Exercise aim — Reproduce all of the listing below without alteration.

Dataset extract —
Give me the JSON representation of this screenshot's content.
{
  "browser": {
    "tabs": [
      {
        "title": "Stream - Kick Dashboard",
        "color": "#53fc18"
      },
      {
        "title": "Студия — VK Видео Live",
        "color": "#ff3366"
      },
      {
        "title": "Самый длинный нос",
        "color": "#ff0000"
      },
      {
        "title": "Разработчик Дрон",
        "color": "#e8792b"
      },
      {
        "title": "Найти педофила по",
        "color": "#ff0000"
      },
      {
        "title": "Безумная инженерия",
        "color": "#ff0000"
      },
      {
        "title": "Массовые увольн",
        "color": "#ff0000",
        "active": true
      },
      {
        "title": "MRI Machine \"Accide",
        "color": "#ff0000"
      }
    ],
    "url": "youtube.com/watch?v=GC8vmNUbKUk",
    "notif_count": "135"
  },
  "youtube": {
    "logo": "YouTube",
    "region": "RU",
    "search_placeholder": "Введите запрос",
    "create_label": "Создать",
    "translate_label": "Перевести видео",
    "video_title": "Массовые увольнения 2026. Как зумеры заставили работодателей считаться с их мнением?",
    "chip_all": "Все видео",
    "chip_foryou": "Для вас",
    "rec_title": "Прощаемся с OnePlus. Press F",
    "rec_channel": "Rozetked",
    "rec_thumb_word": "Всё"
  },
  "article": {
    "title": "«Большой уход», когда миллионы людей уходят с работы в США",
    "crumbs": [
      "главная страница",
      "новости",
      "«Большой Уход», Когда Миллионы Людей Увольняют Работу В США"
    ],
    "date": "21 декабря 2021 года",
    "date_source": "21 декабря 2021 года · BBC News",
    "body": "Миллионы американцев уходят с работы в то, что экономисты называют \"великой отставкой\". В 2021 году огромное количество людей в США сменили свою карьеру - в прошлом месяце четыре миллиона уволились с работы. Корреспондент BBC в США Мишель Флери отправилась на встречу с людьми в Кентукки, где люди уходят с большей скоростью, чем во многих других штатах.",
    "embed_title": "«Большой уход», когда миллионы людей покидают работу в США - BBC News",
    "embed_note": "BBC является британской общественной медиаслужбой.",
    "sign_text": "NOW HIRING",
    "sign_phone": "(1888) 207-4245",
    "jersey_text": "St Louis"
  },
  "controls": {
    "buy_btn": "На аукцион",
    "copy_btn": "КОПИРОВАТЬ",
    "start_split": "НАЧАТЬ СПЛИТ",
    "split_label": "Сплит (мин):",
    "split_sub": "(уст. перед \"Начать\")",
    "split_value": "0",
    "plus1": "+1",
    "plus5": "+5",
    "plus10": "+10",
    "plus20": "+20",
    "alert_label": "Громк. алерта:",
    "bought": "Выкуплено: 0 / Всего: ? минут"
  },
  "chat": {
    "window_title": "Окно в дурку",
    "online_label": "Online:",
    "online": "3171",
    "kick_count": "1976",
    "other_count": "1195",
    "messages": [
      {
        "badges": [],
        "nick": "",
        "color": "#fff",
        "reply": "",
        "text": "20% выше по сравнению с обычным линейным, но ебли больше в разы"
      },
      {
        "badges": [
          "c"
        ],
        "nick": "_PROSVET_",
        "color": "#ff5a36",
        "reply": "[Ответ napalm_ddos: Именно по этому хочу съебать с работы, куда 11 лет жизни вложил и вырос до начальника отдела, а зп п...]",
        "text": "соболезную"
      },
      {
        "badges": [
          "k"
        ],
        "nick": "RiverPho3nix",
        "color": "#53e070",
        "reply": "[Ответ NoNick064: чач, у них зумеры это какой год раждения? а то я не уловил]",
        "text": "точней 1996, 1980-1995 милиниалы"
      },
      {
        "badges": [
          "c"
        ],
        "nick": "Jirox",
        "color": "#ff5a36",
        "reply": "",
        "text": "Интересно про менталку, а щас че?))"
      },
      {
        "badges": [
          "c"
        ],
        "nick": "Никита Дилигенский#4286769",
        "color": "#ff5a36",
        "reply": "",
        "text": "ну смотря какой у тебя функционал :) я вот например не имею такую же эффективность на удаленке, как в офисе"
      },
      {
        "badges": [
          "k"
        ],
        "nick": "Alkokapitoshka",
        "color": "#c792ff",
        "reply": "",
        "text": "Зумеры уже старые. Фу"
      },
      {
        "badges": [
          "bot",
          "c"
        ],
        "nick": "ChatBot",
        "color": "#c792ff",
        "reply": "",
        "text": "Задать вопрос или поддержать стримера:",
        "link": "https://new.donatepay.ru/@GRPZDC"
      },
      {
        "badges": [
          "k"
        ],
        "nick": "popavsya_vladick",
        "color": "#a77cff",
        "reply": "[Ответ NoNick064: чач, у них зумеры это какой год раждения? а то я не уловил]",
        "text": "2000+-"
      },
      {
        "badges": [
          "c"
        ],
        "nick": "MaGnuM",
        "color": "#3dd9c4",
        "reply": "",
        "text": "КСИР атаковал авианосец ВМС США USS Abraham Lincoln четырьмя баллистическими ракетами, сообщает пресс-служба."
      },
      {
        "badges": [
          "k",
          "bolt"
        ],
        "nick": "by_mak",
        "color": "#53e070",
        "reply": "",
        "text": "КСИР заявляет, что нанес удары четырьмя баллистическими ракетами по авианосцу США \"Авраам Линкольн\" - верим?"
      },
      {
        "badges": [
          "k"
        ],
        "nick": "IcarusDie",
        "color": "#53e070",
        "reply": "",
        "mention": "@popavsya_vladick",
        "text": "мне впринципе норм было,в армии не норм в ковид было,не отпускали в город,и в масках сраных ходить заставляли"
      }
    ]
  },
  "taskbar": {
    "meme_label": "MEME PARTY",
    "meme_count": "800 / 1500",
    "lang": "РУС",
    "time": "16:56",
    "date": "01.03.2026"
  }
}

The output —
Give me the JSON representation of this screenshot's content.
{
  "browser": {
    "tabs": [
      {
        "title": "Stream - Kick Dashboard",
        "color": "#53fc18"
      },
      {
        "title": "Студия — VK Видео Live",
        "color": "#ff3366"
      },
      {
        "title": "Самый длинный нос",
        "color": "#ff0000"
      },
      {
        "title": "Разработчик Дрон",
        "color": "#e8792b"
      },
      {
        "title": "Найти педофила по",
        "color": "#ff0000"
      },
      {
        "title": "Безумная инженерия",
        "color": "#ff0000"
      },
      {
        "title": "Массовые увольн",
        "color": "#ff0000",
        "active": true
      },
      {
        "title": "MRI Machine \"Accide",
        "color": "#ff0000"
      }
    ],
    "url": "youtube.com/watch?v=GC8vmNUbKUk",
    "notif_count": "135"
  },
  "youtube": {
    "logo": "YouTube",
    "region": "RU",
    "search_placeholder": "Введите запрос",
    "create_label": "Создать",
    "translate_label": "Перевести видео",
    "video_title": "Массовые увольнения 2026. Как зумеры заставили работодателей считаться с их мнением?",
    "chip_all": "Все видео",
    "chip_foryou": "Для вас",
    "rec_title": "Прощаемся с OnePlus. Press F",
    "rec_channel": "Rozetked",
    "rec_thumb_word": "Всё"
  },
  "article": {
    "title": "«Большой уход», когда миллионы людей уходят с работы в США",
    "crumbs": [
      "главная страница",
      "новости",
      "«Большой Уход», Когда Миллионы Людей Увольняют Работу В США"
    ],
    "date": "21 декабря 2021 года",
    "date_source": "21 декабря 2021 года · BBC News",
    "body": "Миллионы американцев уходят с работы в то, что экономисты называют \"великой отставкой\". В 2021 году огромное количество людей в США сменили свою карьеру - в прошлом месяце четыре миллиона уволились с работы. Корреспондент BBC в США Мишель Флери отправилась на встречу с людьми в Кентукки, где люди уходят с большей скоростью, чем во многих других штатах.",
    "embed_title": "«Большой уход», когда миллионы людей покидают работу в США - BBC News",
    "embed_note": "BBC является британской общественной медиаслужбой.",
    "sign_text": "NOW HIRING",
    "sign_phone": "(1888) 207-4245",
    "jersey_text": "St Louis"
  },
  "controls": {
    "buy_btn": "На аукцион",
    "copy_btn": "КОПИРОВАТЬ",
    "start_split": "НАЧАТЬ СПЛИТ",
    "split_label": "Сплит (мин):",
    "split_sub": "(уст. перед \"Начать\")",
    "split_value": "0",
    "plus1": "+1",
    "plus5": "+5",
    "plus10": "+10",
    "plus20": "+20",
    "alert_label": "Громк. алерта:",
    "bought": "Выкуплено: 0 / Всего: ? минут"
  },
  "chat": {
    "window_title": "Окно в дурку",
    "online_label": "Online:",
    "online": "3171",
    "kick_count": "1976",
    "other_count": "1195",
    "messages": [
      {
        "badges": [],
        "nick": "",
        "color": "#fff",
        "reply": "",
        "text": "20% выше по сравнению с обычным линейным, но ебли больше в разы"
      },
      {
        "badges": [
          "c"
        ],
        "nick": "_PROSVET_",
        "color": "#ff5a36",
        "reply": "[Ответ napalm_ddos: Именно по этому хочу съебать с работы, куда 11 лет жизни вложил и вырос до начальника отдела, а зп п...]",
        "text": "соболезную"
      },
      {
        "badges": [
          "k"
        ],
        "nick": "RiverPho3nix",
        "color": "#53e070",
        "reply": "[Ответ NoNick064: чач, у них зумеры это какой год раждения? а то я не уловил]",
        "text": "точней 1996, 1980-1995 милиниалы"
      },
      {
        "badges": [
          "c"
        ],
        "nick": "Jirox",
        "color": "#ff5a36",
        "reply": "",
        "text": "Интересно про менталку, а щас че?))"
      },
      {
        "badges": [
          "c"
        ],
        "nick": "Никита Дилигенский#4286769",
        "color": "#ff5a36",
        "reply": "",
        "text": "ну смотря какой у тебя функционал :) я вот например не имею такую же эффективность на удаленке, как в офисе"
      },
      {
        "badges": [
          "k"
        ],
        "nick": "Alkokapitoshka",
        "color": "#c792ff",
        "reply": "",
        "text": "Зумеры уже старые. Фу"
      },
      {
        "badges": [
          "bot",
          "c"
        ],
        "nick": "ChatBot",
        "color": "#c792ff",
        "reply": "",
        "text": "Задать вопрос или поддержать стримера:",
        "link": "https://new.donatepay.ru/@GRPZDC"
      },
      {
        "badges": [
          "k"
        ],
        "nick": "popavsya_vladick",
        "color": "#a77cff",
        "reply": "[Ответ NoNick064: чач, у них зумеры это какой год раждения? а то я не уловил]",
        "text": "2000+-"
      },
      {
        "badges": [
          "c"
        ],
        "nick": "MaGnuM",
        "color": "#3dd9c4",
        "reply": "",
        "text": "КСИР атаковал авианосец ВМС США USS Abraham Lincoln четырьмя баллистическими ракетами, сообщает пресс-служба."
      },
      {
        "badges": [
          "k",
          "bolt"
        ],
        "nick": "by_mak",
        "color": "#53e070",
        "reply": "",
        "text": "КСИР заявляет, что нанес удары четырьмя баллистическими ракетами по авианосцу США \"Авраам Линкольн\" - верим?"
      },
      {
        "badges": [
          "k"
        ],
        "nick": "IcarusDie",
        "color": "#53e070",
        "reply": "",
        "mention": "@popavsya_vladick",
        "text": "мне впринципе норм было,в армии не норм в ковид было,не отпускали в город,и в масках сраных ходить заставляли"
      }
    ]
  },
  "taskbar": {
    "meme_label": "MEME PARTY",
    "meme_count": "800 / 1500",
    "lang": "РУС",
    "time": "16:56",
    "date": "01.03.2026"
  }
}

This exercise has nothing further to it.